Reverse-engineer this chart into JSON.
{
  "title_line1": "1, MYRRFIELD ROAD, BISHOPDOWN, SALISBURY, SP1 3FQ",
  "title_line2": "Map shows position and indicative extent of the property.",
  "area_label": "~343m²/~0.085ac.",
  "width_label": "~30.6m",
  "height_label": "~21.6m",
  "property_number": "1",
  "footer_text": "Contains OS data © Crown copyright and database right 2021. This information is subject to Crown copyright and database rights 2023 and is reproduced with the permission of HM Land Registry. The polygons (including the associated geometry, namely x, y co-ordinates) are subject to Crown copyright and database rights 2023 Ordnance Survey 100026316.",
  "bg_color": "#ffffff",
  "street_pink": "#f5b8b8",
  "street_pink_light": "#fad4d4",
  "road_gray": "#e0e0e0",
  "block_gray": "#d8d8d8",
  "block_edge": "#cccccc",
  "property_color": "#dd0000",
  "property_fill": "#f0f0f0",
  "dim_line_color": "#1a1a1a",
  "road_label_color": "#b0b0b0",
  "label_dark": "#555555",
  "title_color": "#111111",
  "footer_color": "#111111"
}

........

## EXERCISE DESCRIPTION
Write out the whole listing again, exactly as it stands.

## RESPONSE FOR THIS EXERCISE
Reverse-engineer this chart into JSON.
{
  "title_line1": "1, MYRRFIELD ROAD, BISHOPDOWN, SALISBURY, SP1 3FQ",
  "title_line2": "Map shows position and indicative extent of the property.",
  "area_label": "~343m²/~0.085ac.",
  "width_label": "~30.6m",
  "height_label": "~21.6m",
  "property_number": "1",
  "footer_text": "Contains OS data © Crown copyright and database right 2021. This information is subject to Crown copyright and database rights 2023 and is reproduced with the permission of HM Land Registry. The polygons (including the associated geometry, namely x, y co-ordinates) are subject to Crown copyright and database rights 2023 Ordnance Survey 100026316.",
  "bg_color": "#ffffff",
  "street_pink": "#f5b8b8",
  "street_pink_light": "#fad4d4",
  "road_gray": "#e0e0e0",
  "block_gray": "#d8d8d8",
  "block_edge": "#cccccc",
  "property_color": "#dd0000",
  "property_fill": "#f0f0f0",
  "dim_line_color": "#1a1a1a",
  "road_label_color": "#b0b0b0",
  "label_dark": "#555555",
  "title_color": "#111111",
  "footer_color": "#111111"
}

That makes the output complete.